### RECORDED DATA
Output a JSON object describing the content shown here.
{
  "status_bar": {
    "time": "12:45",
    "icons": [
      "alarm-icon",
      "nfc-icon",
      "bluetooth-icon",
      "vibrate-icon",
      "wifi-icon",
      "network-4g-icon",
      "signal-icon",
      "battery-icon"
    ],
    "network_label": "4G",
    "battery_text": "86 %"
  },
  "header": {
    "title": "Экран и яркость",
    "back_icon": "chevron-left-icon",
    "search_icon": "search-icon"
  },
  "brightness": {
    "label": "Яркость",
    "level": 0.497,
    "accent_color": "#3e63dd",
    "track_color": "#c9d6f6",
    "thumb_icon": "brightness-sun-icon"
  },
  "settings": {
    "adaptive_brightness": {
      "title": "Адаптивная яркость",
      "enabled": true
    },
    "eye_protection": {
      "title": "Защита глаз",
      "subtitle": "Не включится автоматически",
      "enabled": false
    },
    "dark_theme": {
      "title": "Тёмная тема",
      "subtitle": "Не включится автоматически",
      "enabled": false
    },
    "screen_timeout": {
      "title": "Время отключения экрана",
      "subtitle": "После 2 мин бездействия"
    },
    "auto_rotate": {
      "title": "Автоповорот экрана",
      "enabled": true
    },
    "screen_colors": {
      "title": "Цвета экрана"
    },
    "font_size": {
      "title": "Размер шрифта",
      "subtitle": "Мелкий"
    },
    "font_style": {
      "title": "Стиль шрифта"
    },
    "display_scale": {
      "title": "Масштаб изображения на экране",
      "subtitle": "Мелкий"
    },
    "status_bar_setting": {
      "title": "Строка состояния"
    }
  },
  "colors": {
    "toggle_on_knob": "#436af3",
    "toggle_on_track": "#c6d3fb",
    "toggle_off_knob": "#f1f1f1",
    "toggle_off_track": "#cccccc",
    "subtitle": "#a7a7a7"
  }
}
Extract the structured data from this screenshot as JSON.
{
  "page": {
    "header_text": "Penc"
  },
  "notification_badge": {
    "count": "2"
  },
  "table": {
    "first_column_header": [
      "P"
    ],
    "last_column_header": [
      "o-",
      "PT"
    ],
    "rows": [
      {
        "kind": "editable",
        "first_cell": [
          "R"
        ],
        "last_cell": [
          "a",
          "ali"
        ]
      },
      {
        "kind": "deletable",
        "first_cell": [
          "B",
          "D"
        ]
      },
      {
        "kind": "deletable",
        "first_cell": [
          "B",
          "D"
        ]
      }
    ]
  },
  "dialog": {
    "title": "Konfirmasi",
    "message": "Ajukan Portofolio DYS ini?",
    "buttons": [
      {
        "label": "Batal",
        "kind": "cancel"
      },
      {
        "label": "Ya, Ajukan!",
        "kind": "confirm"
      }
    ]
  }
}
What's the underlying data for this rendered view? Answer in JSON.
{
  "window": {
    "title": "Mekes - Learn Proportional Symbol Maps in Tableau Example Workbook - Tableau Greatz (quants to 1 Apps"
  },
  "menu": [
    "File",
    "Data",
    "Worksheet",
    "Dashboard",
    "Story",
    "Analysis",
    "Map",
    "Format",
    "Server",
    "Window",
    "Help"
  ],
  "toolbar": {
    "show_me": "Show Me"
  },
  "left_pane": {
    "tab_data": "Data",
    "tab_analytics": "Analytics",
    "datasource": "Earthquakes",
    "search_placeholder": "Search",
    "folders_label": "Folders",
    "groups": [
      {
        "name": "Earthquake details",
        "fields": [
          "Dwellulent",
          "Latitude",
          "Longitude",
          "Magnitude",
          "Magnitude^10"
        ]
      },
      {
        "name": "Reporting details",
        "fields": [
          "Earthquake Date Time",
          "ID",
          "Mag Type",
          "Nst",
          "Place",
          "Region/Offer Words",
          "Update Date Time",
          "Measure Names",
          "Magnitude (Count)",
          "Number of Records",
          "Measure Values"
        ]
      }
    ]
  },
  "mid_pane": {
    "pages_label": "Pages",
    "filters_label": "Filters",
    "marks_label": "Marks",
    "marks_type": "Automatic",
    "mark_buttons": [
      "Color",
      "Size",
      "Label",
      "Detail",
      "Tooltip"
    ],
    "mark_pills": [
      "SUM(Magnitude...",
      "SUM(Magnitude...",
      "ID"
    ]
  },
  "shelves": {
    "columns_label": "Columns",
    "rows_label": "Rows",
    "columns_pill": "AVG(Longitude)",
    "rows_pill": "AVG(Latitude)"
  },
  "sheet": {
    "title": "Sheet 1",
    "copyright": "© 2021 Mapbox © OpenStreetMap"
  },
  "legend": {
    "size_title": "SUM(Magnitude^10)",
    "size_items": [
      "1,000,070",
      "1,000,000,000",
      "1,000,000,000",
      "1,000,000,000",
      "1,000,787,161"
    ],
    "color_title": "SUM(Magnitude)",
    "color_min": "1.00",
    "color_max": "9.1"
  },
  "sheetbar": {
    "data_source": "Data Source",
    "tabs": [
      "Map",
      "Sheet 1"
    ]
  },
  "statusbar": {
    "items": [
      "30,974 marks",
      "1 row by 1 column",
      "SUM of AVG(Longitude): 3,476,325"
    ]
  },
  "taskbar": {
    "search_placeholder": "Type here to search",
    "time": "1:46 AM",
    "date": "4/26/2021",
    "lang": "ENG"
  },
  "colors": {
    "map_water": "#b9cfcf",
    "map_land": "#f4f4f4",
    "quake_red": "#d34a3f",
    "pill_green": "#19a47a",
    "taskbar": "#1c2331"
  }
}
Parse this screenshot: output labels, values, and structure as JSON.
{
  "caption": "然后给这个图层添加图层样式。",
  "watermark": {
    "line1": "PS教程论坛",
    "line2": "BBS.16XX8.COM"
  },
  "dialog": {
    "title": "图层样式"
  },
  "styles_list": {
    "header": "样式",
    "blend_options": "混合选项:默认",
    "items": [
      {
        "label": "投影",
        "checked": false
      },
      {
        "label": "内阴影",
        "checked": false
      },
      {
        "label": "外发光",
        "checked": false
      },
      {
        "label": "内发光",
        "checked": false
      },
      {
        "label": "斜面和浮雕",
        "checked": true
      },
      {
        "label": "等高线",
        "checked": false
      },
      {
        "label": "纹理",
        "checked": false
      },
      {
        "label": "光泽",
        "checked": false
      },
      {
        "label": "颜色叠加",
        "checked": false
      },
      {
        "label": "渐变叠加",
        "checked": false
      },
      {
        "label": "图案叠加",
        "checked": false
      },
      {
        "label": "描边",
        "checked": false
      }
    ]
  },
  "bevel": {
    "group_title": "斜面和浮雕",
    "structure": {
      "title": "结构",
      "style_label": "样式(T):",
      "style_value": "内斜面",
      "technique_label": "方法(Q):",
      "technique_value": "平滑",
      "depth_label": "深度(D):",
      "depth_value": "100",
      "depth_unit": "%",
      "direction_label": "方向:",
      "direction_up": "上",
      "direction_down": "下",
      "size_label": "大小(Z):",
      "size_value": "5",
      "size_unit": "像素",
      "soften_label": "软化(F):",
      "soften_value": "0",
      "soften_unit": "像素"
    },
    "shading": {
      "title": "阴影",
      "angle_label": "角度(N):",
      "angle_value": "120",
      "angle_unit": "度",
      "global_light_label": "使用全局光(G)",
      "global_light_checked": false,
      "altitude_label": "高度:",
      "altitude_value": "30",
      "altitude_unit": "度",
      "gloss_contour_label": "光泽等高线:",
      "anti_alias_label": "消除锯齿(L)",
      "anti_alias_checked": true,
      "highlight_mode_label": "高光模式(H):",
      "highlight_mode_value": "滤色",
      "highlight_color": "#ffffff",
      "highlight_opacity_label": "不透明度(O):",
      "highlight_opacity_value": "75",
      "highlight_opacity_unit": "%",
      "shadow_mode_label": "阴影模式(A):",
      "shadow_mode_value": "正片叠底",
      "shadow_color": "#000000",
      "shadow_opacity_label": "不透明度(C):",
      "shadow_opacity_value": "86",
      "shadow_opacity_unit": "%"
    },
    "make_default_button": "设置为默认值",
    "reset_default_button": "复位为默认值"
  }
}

### DESCRIPTION OF THE TASK
Report all lines of the data above that include the string "this".

### RESULT
Extract the structured data from this screenshot as JSON.
What's the underlying data for this rendered view? Answer in JSON.
Parse this screenshot: output labels, values, and structure as JSON.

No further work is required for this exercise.